=== REQUIREMENTS ===
Extract each line containing the string "with".

=== PROVIDED DATA ===

>> start

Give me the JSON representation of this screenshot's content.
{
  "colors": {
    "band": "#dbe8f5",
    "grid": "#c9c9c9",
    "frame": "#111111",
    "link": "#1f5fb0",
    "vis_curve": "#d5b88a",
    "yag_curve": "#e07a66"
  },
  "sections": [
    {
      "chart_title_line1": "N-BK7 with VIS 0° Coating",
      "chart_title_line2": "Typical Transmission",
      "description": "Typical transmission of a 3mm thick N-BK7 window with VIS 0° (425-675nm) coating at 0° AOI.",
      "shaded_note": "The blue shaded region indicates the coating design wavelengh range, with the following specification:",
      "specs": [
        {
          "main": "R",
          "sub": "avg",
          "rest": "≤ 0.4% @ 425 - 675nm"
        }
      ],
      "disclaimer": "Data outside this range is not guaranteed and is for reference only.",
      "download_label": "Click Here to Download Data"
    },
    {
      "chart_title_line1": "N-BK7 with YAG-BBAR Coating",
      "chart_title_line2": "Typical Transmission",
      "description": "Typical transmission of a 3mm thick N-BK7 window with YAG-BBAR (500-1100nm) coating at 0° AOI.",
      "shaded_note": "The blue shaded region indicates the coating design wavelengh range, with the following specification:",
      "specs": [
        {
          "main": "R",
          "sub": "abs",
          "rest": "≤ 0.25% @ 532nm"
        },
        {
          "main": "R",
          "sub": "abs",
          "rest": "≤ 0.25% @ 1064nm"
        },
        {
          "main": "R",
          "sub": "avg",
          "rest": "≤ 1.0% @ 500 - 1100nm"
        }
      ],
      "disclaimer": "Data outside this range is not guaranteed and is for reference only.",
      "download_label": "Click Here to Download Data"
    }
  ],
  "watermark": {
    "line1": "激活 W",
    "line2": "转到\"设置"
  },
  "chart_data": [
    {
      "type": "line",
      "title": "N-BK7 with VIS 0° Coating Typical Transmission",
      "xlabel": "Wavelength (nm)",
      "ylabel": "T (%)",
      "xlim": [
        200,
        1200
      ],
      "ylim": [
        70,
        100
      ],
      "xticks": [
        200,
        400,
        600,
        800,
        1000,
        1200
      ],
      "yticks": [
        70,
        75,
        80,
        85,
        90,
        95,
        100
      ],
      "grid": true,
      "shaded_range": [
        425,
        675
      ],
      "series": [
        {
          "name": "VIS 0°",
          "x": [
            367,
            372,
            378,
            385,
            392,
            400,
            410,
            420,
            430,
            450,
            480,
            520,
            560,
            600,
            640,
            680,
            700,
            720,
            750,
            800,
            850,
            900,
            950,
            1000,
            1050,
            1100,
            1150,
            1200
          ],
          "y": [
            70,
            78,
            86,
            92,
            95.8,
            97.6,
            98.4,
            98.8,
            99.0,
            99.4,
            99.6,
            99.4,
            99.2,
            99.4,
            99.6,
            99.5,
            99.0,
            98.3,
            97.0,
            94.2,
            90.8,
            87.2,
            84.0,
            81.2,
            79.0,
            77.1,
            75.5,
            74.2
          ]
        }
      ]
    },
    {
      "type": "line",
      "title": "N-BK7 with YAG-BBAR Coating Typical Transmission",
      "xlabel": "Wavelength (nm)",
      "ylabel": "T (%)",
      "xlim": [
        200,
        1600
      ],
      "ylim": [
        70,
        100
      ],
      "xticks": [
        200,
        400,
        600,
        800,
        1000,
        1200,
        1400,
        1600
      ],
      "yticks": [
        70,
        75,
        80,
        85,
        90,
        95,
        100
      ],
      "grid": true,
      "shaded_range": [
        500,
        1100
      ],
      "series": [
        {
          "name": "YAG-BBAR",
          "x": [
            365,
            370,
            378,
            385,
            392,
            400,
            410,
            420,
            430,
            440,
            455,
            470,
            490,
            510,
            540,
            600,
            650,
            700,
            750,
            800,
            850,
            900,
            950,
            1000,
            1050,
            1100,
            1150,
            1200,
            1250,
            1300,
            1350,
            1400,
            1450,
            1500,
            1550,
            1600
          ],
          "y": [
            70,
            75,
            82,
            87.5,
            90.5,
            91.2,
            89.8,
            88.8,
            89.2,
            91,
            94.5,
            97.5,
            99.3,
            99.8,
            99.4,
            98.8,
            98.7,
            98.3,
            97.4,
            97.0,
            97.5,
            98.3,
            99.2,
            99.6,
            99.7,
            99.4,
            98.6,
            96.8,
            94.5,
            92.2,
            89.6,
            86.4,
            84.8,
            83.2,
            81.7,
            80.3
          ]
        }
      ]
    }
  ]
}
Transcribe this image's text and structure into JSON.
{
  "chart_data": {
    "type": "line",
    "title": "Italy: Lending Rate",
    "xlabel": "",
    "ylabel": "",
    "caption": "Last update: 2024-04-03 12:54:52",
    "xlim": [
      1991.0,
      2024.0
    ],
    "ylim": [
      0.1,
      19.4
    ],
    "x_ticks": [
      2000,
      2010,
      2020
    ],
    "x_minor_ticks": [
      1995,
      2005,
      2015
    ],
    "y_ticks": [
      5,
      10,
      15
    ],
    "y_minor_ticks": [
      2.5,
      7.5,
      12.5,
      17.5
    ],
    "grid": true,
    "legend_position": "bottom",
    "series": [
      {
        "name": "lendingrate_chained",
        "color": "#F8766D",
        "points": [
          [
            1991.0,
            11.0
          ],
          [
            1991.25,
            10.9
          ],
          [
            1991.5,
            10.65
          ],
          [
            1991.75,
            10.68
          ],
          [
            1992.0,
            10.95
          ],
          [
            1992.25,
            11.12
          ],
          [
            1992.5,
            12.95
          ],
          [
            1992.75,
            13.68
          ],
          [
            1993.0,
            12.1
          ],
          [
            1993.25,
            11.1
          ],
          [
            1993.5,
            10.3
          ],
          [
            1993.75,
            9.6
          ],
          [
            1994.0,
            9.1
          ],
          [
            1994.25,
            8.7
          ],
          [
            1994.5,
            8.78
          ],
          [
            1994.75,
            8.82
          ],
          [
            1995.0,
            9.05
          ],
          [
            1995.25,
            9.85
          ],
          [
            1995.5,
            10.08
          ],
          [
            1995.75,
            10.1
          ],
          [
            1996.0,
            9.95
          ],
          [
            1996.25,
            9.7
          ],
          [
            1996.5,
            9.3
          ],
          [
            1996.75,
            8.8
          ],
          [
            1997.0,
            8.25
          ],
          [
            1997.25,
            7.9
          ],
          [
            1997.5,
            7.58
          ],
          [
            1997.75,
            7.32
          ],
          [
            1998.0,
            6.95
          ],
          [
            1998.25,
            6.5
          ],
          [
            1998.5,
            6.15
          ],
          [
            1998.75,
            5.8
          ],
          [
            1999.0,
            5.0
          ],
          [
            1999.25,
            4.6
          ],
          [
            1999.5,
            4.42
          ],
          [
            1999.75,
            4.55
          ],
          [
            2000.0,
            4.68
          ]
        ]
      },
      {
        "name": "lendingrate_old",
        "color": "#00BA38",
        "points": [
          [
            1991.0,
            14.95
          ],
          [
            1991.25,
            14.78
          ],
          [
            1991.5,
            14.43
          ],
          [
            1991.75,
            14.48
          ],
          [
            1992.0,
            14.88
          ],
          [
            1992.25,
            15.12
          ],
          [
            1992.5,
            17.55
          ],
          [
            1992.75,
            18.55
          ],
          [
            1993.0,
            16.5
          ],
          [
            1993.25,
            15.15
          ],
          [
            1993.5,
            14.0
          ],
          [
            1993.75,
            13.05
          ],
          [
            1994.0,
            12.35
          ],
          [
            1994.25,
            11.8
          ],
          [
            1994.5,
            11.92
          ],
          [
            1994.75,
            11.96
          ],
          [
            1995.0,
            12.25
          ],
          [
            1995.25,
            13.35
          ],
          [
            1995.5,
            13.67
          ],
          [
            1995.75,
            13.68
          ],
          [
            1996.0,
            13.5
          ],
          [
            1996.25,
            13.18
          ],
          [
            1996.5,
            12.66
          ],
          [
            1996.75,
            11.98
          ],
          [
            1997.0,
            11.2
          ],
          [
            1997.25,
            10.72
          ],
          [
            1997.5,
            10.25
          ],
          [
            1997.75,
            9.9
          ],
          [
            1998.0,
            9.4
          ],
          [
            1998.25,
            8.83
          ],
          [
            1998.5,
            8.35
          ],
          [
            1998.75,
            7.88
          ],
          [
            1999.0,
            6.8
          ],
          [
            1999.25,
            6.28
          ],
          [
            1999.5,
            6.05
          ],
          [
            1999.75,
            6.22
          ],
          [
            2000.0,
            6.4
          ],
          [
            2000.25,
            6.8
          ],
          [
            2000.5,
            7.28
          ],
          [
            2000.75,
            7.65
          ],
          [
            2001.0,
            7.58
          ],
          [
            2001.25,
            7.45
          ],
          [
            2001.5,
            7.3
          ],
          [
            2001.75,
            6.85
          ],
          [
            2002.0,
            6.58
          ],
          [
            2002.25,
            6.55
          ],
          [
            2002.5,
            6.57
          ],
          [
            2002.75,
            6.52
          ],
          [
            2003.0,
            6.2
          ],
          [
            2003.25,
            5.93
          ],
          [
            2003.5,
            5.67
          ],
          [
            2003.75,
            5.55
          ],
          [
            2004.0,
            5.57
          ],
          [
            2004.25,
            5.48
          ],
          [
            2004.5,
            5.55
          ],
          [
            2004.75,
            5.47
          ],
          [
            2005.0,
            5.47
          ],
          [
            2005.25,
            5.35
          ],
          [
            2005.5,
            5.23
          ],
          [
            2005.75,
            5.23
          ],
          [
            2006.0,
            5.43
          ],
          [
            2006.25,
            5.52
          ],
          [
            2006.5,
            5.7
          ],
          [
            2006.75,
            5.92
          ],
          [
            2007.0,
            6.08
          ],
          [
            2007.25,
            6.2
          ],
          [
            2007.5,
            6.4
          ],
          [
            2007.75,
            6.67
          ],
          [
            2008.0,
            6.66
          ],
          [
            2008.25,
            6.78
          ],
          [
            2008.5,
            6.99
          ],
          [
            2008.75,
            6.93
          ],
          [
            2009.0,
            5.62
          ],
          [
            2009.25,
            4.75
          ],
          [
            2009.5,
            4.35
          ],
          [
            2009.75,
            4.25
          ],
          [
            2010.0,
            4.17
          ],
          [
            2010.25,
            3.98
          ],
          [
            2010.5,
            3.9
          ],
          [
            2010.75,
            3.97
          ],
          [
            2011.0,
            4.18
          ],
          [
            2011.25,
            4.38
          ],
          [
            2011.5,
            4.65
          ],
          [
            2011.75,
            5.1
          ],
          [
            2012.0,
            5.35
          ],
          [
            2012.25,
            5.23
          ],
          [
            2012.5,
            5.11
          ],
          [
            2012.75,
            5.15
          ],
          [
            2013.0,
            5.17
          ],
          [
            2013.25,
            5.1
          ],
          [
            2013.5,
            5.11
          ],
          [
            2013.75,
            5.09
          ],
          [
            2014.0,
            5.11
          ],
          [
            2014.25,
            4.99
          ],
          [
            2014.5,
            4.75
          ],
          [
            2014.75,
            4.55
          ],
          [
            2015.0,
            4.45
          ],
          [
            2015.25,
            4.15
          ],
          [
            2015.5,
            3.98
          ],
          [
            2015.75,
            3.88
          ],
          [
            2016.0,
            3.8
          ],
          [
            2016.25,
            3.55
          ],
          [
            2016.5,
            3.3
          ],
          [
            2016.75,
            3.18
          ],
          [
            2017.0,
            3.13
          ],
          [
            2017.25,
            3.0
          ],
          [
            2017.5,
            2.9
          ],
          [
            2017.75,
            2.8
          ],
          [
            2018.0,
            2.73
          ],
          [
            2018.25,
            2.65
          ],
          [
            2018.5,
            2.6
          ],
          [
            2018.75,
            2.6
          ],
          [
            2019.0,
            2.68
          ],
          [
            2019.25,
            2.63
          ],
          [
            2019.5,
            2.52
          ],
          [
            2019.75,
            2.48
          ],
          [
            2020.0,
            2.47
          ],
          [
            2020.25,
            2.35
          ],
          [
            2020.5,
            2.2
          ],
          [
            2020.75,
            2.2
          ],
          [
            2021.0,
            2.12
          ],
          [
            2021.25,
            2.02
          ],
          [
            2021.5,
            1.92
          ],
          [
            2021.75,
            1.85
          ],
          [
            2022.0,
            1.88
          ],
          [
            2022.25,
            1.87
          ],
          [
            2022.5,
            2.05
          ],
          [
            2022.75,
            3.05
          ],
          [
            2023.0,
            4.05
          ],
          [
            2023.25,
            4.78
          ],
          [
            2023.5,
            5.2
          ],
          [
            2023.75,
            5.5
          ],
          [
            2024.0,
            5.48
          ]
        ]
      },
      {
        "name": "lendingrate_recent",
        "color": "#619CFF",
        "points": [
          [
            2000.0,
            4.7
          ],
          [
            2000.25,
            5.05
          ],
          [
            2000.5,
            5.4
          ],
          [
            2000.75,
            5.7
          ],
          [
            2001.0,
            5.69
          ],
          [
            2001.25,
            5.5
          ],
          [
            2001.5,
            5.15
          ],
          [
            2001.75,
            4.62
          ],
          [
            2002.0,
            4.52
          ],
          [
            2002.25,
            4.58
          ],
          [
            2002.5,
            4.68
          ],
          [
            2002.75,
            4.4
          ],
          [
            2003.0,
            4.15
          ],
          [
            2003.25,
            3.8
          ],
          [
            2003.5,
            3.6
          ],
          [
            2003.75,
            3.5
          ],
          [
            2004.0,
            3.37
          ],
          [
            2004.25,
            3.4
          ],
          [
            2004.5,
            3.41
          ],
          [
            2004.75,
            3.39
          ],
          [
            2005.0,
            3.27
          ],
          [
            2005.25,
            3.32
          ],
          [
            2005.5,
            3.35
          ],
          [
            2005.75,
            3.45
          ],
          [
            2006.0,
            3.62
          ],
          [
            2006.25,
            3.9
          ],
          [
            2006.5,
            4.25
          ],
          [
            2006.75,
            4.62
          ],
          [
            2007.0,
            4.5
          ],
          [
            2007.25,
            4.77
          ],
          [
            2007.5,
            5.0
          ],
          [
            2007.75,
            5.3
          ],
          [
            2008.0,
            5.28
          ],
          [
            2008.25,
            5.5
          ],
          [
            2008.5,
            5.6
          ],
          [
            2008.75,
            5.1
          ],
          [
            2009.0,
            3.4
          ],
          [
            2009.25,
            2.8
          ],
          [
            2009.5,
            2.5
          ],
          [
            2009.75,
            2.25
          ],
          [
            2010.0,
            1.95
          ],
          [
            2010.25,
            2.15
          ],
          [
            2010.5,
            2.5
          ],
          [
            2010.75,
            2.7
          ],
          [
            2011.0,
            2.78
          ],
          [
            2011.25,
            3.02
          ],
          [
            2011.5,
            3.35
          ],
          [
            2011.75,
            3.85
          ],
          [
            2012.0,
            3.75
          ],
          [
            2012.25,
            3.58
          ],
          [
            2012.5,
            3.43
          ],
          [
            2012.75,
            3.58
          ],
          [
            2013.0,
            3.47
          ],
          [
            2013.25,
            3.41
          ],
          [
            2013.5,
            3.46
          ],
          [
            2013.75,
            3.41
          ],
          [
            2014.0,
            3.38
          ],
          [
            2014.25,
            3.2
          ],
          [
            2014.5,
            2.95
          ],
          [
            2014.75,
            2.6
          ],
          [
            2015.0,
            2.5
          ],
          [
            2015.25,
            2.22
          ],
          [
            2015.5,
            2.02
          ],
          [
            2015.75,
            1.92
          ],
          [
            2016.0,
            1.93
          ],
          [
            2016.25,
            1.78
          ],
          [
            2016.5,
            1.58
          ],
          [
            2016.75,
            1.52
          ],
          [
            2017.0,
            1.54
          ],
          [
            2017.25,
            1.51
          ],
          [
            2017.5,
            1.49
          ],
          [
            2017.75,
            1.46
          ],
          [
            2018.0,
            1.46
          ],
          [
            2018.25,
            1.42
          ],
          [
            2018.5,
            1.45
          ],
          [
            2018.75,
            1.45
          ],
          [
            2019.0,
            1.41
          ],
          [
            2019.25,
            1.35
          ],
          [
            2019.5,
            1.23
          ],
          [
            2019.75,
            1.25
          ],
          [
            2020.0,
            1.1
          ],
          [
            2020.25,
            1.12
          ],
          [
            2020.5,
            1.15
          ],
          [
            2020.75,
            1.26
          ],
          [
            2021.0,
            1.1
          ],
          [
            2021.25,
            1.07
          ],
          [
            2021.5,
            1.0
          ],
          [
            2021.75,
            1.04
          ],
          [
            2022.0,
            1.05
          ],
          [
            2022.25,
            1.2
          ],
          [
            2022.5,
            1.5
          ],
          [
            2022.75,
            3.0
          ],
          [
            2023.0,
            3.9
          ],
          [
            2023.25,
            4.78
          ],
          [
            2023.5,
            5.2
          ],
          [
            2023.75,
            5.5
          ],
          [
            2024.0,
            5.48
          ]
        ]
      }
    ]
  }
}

>> end

=== EXERCISE ANSWER ===
      "chart_title_line1": "N-BK7 with VIS 0° Coating",
      "description": "Typical transmission of a 3mm thick N-BK7 window with VIS 0° (425-675nm) coating at 0° AOI.",
      "shaded_note": "The blue shaded region indicates the coating design wavelengh range, with the following specification:",
      "chart_title_line1": "N-BK7 with YAG-BBAR Coating",
      "description": "Typical transmission of a 3mm thick N-BK7 window with YAG-BBAR (500-1100nm) coating at 0° AOI.",
      "shaded_note": "The blue shaded region indicates the coating design wavelengh range, with the following specification:",
      "title": "N-BK7 with VIS 0° Coating Typical Transmission",
      "title": "N-BK7 with YAG-BBAR Coating Typical Transmission",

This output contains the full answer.